Exercise goal ▸
Gather up every line that includes the string "html".

Dataset records ▸
★ ★ ★ ★ ★

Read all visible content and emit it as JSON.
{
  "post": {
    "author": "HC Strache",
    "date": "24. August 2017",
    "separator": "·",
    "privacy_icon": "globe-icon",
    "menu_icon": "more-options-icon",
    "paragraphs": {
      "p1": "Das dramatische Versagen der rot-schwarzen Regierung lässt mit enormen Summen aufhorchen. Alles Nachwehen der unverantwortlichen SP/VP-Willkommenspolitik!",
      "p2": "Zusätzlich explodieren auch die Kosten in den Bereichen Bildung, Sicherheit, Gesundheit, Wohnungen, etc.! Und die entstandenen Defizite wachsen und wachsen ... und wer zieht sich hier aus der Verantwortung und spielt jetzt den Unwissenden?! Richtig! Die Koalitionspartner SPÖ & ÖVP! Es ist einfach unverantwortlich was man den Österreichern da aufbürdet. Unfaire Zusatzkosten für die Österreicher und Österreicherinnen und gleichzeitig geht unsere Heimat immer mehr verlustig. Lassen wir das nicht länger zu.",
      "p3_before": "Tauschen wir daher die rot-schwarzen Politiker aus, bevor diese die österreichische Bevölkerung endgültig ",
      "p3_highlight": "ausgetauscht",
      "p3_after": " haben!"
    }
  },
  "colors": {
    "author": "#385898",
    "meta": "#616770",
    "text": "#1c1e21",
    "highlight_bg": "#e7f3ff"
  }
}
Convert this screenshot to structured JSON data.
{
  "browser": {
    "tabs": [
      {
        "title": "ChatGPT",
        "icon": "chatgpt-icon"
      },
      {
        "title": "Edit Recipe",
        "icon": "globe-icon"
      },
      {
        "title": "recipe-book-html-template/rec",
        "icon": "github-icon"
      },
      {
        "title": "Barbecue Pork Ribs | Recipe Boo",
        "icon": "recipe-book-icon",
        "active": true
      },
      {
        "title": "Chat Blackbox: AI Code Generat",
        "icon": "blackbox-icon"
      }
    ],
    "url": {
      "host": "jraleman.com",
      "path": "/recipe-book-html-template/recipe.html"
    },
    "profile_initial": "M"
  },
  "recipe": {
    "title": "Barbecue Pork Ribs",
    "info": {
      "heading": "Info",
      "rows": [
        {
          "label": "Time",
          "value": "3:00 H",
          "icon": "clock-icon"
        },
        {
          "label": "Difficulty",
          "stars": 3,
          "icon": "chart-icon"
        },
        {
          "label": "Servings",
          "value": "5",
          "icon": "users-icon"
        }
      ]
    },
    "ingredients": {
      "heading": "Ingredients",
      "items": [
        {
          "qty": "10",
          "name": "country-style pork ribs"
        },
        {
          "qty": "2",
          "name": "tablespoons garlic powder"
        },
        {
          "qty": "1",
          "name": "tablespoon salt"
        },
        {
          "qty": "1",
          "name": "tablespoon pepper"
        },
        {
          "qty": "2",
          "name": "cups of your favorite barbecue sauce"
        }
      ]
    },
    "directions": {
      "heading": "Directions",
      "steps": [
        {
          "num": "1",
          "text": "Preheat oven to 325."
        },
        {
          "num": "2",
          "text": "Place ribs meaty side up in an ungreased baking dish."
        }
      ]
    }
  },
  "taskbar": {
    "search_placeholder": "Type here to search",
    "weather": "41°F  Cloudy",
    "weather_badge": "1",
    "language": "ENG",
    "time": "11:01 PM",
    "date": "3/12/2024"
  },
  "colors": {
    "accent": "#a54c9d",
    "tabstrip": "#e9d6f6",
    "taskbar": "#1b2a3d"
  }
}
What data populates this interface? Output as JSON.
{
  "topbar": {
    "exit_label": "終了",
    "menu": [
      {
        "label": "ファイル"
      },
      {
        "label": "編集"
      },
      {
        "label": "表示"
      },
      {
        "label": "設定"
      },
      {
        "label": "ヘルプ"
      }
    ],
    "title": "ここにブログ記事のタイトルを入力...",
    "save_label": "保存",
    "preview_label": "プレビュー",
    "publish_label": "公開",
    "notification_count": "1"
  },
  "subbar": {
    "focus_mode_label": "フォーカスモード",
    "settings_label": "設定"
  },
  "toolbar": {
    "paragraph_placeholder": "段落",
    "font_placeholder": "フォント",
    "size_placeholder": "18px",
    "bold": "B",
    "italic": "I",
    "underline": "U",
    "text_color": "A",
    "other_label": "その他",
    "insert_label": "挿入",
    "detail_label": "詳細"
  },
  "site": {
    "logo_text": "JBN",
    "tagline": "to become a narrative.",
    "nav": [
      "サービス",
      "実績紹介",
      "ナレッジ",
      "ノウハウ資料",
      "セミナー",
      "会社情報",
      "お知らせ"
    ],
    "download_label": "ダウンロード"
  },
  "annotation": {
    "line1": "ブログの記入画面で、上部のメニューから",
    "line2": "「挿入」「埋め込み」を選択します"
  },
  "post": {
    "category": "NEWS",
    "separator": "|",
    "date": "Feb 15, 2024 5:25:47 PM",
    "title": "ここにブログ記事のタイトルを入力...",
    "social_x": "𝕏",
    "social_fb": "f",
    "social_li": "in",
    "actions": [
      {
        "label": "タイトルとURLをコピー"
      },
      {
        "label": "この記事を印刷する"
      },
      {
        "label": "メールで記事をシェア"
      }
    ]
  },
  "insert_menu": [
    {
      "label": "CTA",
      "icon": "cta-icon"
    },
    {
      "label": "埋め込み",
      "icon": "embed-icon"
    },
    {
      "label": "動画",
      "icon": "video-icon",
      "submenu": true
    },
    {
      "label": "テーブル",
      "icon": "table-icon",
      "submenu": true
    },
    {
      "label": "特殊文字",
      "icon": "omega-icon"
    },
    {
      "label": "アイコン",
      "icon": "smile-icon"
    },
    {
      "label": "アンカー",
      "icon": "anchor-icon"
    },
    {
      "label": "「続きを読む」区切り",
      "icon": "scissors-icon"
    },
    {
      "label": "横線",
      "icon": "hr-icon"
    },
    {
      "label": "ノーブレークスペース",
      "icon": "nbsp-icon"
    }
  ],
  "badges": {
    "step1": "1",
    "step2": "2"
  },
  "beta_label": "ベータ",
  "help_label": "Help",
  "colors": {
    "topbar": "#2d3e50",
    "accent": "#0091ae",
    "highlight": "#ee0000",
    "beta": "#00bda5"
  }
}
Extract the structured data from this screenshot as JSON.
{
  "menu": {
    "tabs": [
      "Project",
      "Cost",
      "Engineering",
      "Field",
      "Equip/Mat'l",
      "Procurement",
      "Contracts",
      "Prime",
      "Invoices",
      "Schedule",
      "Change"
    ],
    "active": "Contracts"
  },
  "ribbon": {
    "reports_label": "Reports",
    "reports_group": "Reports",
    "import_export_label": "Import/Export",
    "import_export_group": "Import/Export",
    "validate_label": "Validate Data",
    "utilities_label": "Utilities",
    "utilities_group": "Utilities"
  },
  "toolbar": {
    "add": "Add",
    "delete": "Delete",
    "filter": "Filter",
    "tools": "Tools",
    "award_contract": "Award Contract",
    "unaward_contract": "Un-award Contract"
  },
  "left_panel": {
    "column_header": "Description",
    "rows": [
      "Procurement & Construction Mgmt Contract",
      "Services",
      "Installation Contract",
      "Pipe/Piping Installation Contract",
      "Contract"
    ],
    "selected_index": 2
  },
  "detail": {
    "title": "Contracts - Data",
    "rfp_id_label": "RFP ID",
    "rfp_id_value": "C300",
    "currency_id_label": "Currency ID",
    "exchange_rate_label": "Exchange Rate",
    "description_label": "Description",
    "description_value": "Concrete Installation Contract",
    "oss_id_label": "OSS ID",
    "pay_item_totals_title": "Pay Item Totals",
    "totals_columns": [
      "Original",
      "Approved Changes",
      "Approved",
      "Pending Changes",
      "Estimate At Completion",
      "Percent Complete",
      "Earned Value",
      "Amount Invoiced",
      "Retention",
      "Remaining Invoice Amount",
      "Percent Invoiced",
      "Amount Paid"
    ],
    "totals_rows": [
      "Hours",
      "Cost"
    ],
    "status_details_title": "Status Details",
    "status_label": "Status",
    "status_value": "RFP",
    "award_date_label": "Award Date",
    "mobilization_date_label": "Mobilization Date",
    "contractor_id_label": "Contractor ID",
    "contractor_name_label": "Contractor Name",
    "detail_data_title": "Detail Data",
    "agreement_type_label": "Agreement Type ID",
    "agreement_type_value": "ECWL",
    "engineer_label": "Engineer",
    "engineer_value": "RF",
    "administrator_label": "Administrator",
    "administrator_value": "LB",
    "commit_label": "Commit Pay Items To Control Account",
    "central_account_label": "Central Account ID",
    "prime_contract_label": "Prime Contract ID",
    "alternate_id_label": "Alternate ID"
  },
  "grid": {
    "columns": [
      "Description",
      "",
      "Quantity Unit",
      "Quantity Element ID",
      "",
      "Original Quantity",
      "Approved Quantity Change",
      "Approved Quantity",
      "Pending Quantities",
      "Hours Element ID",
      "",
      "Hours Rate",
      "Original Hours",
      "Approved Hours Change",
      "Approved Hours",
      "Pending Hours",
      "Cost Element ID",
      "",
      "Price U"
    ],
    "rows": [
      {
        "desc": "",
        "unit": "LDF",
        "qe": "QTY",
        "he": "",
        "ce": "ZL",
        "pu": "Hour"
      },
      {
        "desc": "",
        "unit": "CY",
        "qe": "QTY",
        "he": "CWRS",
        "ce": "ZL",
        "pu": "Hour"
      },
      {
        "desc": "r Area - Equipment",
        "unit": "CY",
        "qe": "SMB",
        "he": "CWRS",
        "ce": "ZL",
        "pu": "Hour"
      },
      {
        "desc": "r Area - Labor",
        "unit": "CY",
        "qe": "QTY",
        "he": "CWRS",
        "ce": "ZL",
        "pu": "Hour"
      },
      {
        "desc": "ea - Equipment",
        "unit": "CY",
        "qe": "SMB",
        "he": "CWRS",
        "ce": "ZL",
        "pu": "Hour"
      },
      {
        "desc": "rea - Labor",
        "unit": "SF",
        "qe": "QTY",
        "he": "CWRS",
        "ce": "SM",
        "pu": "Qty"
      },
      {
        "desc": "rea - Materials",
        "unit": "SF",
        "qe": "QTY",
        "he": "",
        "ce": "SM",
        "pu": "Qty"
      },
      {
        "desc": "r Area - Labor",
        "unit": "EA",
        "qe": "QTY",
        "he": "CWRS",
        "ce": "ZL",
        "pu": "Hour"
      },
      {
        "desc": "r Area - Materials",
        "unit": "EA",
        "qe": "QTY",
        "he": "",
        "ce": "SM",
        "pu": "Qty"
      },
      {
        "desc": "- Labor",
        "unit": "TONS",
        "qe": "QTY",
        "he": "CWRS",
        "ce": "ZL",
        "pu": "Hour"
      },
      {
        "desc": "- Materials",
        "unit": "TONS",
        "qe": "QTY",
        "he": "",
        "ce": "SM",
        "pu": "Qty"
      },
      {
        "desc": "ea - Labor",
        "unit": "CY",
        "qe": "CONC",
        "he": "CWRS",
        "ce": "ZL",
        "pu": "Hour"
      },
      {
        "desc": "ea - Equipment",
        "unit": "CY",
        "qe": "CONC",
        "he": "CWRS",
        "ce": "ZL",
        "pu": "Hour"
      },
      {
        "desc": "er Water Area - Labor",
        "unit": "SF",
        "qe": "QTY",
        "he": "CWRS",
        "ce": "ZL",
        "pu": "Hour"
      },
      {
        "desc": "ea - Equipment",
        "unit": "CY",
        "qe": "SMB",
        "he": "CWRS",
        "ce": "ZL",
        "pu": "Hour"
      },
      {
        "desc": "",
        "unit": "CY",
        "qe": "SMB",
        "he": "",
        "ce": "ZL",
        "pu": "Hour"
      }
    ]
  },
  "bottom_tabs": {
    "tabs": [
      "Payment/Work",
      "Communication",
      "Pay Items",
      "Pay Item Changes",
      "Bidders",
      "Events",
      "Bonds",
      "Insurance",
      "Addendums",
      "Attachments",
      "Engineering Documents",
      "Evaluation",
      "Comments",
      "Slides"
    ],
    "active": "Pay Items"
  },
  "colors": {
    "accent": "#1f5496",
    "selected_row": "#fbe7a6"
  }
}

★ ★ ★ ★ ★

Task output ▸
        "title": "recipe-book-html-template/rec",
      "path": "/recipe-book-html-template/recipe.html"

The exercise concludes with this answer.